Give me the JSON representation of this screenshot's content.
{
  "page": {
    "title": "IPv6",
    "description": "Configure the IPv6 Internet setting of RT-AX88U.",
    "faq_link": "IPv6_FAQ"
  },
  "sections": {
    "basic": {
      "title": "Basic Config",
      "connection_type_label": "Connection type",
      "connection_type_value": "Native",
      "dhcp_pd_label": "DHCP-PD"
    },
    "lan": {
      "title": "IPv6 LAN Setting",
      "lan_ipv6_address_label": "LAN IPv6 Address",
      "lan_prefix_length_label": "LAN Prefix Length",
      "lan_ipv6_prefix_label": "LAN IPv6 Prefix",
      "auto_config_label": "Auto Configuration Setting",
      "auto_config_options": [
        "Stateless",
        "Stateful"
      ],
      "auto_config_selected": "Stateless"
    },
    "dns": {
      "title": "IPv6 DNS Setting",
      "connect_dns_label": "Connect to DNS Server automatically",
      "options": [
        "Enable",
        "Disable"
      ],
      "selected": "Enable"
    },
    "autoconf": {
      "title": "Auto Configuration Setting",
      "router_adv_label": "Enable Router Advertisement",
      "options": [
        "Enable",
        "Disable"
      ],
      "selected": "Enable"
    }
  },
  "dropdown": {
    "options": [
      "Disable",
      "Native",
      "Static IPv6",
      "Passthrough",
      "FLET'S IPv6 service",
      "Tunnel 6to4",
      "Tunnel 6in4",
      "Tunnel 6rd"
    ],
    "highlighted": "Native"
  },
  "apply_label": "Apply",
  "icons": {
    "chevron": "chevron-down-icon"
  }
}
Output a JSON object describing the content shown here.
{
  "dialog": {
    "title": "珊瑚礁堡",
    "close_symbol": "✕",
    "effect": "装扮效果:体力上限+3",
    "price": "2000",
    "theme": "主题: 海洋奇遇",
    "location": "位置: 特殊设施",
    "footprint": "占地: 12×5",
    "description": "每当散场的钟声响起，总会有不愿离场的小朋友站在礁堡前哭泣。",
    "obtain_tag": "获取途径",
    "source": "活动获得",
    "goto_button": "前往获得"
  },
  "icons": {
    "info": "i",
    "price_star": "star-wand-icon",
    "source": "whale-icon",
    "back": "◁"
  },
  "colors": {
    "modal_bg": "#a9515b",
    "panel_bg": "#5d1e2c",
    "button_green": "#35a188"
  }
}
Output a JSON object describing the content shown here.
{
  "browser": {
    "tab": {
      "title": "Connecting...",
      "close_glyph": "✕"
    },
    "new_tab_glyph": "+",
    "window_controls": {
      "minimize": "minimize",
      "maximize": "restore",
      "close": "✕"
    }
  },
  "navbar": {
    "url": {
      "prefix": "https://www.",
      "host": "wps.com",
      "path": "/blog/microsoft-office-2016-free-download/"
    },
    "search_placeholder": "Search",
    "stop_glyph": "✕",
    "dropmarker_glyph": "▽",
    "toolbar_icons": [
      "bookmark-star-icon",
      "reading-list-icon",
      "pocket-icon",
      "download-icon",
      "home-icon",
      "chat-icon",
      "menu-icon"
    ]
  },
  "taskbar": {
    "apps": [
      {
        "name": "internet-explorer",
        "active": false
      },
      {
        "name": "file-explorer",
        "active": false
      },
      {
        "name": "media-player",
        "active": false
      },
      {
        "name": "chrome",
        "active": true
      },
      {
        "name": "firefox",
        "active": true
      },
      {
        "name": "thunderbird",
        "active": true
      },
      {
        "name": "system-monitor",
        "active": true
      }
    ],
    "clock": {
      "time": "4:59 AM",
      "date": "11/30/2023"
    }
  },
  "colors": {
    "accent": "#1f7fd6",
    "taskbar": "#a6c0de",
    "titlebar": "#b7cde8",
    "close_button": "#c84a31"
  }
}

# [Problem statement]
Print all the data exactly.

# [Solution]
Give me the JSON representation of this screenshot's content.
{
  "page": {
    "title": "IPv6",
    "description": "Configure the IPv6 Internet setting of RT-AX88U.",
    "faq_link": "IPv6_FAQ"
  },
  "sections": {
    "basic": {
      "title": "Basic Config",
      "connection_type_label": "Connection type",
      "connection_type_value": "Native",
      "dhcp_pd_label": "DHCP-PD"
    },
    "lan": {
      "title": "IPv6 LAN Setting",
      "lan_ipv6_address_label": "LAN IPv6 Address",
      "lan_prefix_length_label": "LAN Prefix Length",
      "lan_ipv6_prefix_label": "LAN IPv6 Prefix",
      "auto_config_label": "Auto Configuration Setting",
      "auto_config_options": [
        "Stateless",
        "Stateful"
      ],
      "auto_config_selected": "Stateless"
    },
    "dns": {
      "title": "IPv6 DNS Setting",
      "connect_dns_label": "Connect to DNS Server automatically",
      "options": [
        "Enable",
        "Disable"
      ],
      "selected": "Enable"
    },
    "autoconf": {
      "title": "Auto Configuration Setting",
      "router_adv_label": "Enable Router Advertisement",
      "options": [
        "Enable",
        "Disable"
      ],
      "selected": "Enable"
    }
  },
  "dropdown": {
    "options": [
      "Disable",
      "Native",
      "Static IPv6",
      "Passthrough",
      "FLET'S IPv6 service",
      "Tunnel 6to4",
      "Tunnel 6in4",
      "Tunnel 6rd"
    ],
    "highlighted": "Native"
  },
  "apply_label": "Apply",
  "icons": {
    "chevron": "chevron-down-icon"
  }
}
Output a JSON object describing the content shown here.
{
  "dialog": {
    "title": "珊瑚礁堡",
    "close_symbol": "✕",
    "effect": "装扮效果:体力上限+3",
    "price": "2000",
    "theme": "主题: 海洋奇遇",
    "location": "位置: 特殊设施",
    "footprint": "占地: 12×5",
    "description": "每当散场的钟声响起，总会有不愿离场的小朋友站在礁堡前哭泣。",
    "obtain_tag": "获取途径",
    "source": "活动获得",
    "goto_button": "前往获得"
  },
  "icons": {
    "info": "i",
    "price_star": "star-wand-icon",
    "source": "whale-icon",
    "back": "◁"
  },
  "colors": {
    "modal_bg": "#a9515b",
    "panel_bg": "#5d1e2c",
    "button_green": "#35a188"
  }
}
Output a JSON object describing the content shown here.
{
  "browser": {
    "tab": {
      "title": "Connecting...",
      "close_glyph": "✕"
    },
    "new_tab_glyph": "+",
    "window_controls": {
      "minimize": "minimize",
      "maximize": "restore",
      "close": "✕"
    }
  },
  "navbar": {
    "url": {
      "prefix": "https://www.",
      "host": "wps.com",
      "path": "/blog/microsoft-office-2016-free-download/"
    },
    "search_placeholder": "Search",
    "stop_glyph": "✕",
    "dropmarker_glyph": "▽",
    "toolbar_icons": [
      "bookmark-star-icon",
      "reading-list-icon",
      "pocket-icon",
      "download-icon",
      "home-icon",
      "chat-icon",
      "menu-icon"
    ]
  },
  "taskbar": {
    "apps": [
      {
        "name": "internet-explorer",
        "active": false
      },
      {
        "name": "file-explorer",
        "active": false
      },
      {
        "name": "media-player",
        "active": false
      },
      {
        "name": "chrome",
        "active": true
      },
      {
        "name": "firefox",
        "active": true
      },
      {
        "name": "thunderbird",
        "active": true
      },
      {
        "name": "system-monitor",
        "active": true
      }
    ],
    "clock": {
      "time": "4:59 AM",
      "date": "11/30/2023"
    }
  },
  "colors": {
    "accent": "#1f7fd6",
    "taskbar": "#a6c0de",
    "titlebar": "#b7cde8",
    "close_button": "#c84a31"
  }
}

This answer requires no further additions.